(Recorded data)
<<<<

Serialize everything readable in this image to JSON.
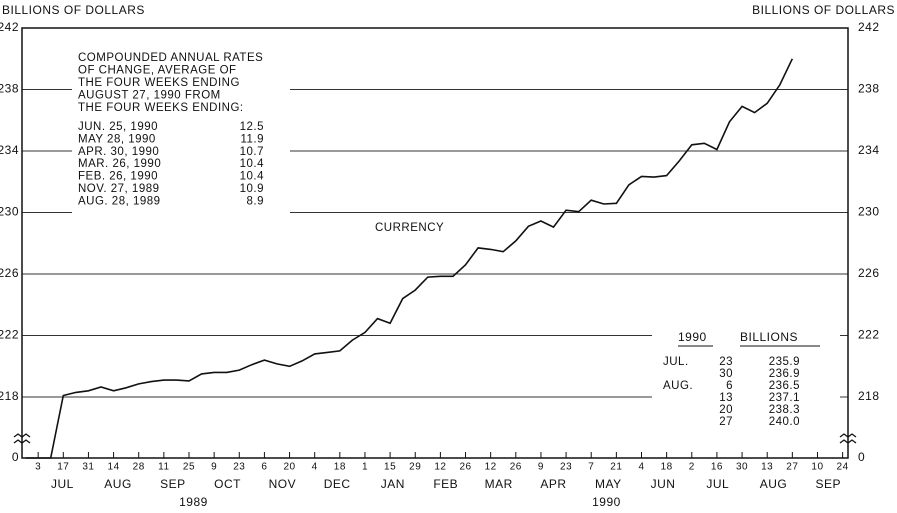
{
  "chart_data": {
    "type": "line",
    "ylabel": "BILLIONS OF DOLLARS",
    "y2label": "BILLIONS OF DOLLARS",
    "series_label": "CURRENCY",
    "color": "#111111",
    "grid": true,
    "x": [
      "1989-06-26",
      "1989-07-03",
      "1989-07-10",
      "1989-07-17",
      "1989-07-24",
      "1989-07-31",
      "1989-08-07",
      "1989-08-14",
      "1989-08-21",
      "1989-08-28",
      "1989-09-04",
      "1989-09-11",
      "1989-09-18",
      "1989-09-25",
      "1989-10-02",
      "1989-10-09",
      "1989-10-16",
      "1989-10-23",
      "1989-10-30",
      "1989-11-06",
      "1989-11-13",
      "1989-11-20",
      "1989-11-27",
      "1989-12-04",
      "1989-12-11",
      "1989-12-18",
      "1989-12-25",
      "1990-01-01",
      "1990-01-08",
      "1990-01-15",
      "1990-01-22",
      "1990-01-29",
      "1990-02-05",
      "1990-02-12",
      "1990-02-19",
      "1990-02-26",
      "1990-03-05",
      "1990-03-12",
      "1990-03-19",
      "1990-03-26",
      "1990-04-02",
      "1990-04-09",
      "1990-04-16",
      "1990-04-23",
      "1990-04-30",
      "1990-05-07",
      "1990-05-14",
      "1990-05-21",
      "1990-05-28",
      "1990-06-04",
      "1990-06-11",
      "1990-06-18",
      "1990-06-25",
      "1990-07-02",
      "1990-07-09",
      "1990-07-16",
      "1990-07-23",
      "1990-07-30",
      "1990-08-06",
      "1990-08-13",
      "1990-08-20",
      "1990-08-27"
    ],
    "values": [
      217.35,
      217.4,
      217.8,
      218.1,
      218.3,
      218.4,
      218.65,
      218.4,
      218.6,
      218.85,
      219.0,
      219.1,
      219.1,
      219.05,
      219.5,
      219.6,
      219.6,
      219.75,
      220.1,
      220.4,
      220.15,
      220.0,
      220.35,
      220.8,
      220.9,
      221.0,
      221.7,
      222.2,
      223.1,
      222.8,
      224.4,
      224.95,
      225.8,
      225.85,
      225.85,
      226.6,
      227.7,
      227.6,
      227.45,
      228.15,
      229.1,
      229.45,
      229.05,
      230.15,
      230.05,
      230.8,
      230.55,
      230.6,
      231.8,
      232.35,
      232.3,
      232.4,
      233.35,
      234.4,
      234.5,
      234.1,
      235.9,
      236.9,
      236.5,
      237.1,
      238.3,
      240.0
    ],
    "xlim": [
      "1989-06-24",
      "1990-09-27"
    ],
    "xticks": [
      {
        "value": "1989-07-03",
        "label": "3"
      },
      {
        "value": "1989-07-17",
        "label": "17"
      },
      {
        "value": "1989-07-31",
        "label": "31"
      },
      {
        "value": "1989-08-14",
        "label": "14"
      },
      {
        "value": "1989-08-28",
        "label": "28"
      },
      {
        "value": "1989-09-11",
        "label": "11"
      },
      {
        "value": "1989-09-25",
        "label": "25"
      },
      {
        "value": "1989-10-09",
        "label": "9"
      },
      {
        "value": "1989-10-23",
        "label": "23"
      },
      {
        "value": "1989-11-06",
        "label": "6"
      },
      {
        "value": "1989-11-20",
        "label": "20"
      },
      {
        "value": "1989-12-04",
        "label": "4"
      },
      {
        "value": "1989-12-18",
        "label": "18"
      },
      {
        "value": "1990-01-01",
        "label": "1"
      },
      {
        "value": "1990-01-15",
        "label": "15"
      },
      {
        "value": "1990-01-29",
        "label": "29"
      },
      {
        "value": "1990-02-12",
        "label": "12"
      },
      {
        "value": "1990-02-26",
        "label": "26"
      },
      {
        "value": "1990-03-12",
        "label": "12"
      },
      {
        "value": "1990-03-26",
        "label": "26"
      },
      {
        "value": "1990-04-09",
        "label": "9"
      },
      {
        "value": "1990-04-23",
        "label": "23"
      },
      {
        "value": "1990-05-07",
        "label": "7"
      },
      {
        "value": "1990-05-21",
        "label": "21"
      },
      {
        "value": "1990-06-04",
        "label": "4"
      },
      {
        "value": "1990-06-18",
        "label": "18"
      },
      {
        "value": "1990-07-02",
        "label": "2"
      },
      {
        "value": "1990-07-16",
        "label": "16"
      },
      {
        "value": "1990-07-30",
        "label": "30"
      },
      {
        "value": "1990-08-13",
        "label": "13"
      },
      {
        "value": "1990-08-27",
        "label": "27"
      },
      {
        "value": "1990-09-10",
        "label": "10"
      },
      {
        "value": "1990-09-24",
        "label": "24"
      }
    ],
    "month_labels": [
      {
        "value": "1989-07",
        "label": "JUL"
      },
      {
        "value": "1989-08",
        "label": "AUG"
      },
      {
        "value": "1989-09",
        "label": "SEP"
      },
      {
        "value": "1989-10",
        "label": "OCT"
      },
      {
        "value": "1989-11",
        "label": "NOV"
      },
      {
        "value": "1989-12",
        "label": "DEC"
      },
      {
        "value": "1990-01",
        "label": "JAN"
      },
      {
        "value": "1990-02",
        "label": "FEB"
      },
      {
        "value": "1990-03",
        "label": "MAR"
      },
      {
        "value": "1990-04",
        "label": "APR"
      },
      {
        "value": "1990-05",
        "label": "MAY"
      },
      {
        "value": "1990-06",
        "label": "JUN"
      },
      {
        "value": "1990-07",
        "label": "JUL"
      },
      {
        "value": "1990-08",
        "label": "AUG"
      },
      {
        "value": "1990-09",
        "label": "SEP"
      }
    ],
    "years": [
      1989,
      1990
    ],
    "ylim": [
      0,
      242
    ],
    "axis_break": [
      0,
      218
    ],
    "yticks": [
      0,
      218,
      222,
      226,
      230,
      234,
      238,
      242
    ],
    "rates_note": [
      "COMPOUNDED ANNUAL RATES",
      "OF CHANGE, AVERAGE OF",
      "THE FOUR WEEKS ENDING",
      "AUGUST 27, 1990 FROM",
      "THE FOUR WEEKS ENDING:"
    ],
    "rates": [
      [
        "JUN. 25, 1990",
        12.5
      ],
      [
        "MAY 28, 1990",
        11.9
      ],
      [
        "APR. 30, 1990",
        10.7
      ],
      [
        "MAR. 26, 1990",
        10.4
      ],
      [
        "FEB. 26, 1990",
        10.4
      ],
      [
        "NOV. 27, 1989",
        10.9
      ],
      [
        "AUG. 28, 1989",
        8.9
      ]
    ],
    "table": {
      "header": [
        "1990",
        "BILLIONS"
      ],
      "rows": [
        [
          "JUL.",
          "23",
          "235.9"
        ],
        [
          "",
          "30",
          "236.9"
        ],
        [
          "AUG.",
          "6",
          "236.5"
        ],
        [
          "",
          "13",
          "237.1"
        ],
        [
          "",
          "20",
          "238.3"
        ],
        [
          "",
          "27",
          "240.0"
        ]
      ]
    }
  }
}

>>>>
<<<<

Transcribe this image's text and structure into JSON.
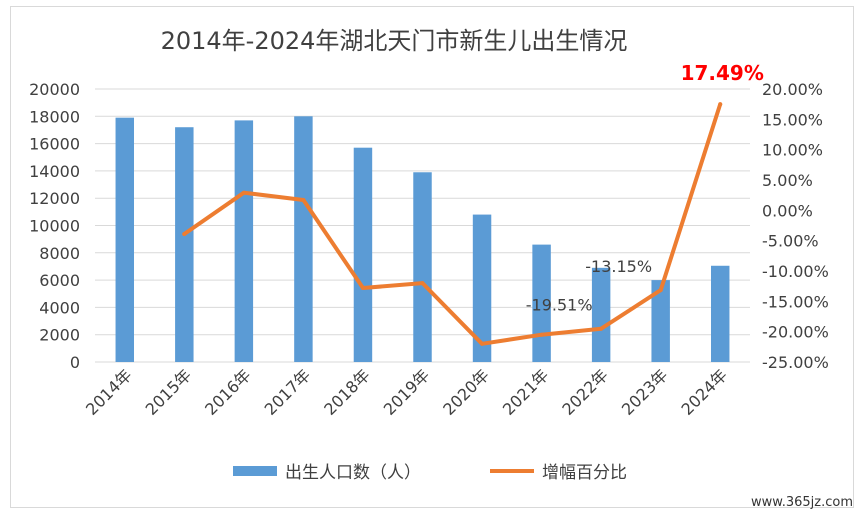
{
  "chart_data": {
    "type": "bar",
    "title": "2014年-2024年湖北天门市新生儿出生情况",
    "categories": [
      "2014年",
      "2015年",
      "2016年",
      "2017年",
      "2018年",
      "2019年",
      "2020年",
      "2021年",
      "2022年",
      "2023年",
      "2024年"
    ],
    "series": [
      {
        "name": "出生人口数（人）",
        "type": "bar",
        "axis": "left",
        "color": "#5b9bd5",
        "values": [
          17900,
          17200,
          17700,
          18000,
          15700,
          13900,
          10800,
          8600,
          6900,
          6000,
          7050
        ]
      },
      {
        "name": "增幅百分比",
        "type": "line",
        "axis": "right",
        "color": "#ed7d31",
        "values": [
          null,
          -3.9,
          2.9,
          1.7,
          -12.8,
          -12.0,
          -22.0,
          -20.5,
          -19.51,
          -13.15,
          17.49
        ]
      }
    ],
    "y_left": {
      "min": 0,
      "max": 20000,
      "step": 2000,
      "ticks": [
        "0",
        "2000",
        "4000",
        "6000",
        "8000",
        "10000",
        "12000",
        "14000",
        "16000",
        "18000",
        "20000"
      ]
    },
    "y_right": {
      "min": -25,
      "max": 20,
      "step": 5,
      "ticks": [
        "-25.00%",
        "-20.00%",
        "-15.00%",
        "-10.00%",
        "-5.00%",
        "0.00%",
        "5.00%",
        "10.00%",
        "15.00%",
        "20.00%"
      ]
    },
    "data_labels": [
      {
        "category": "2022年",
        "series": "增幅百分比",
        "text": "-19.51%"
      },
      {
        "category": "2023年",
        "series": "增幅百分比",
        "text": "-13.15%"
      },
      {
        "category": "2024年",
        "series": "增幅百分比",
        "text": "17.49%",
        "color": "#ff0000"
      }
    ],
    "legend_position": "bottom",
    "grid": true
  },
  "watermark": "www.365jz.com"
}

>>>>

## Set exercise
Scan the material above for the string "text" and return the lines that hold it.

## Exercise solution
Transcribe this image's text and structure into JSON.
        "text": "-19.51%"
        "text": "-13.15%"
        "text": "17.49%",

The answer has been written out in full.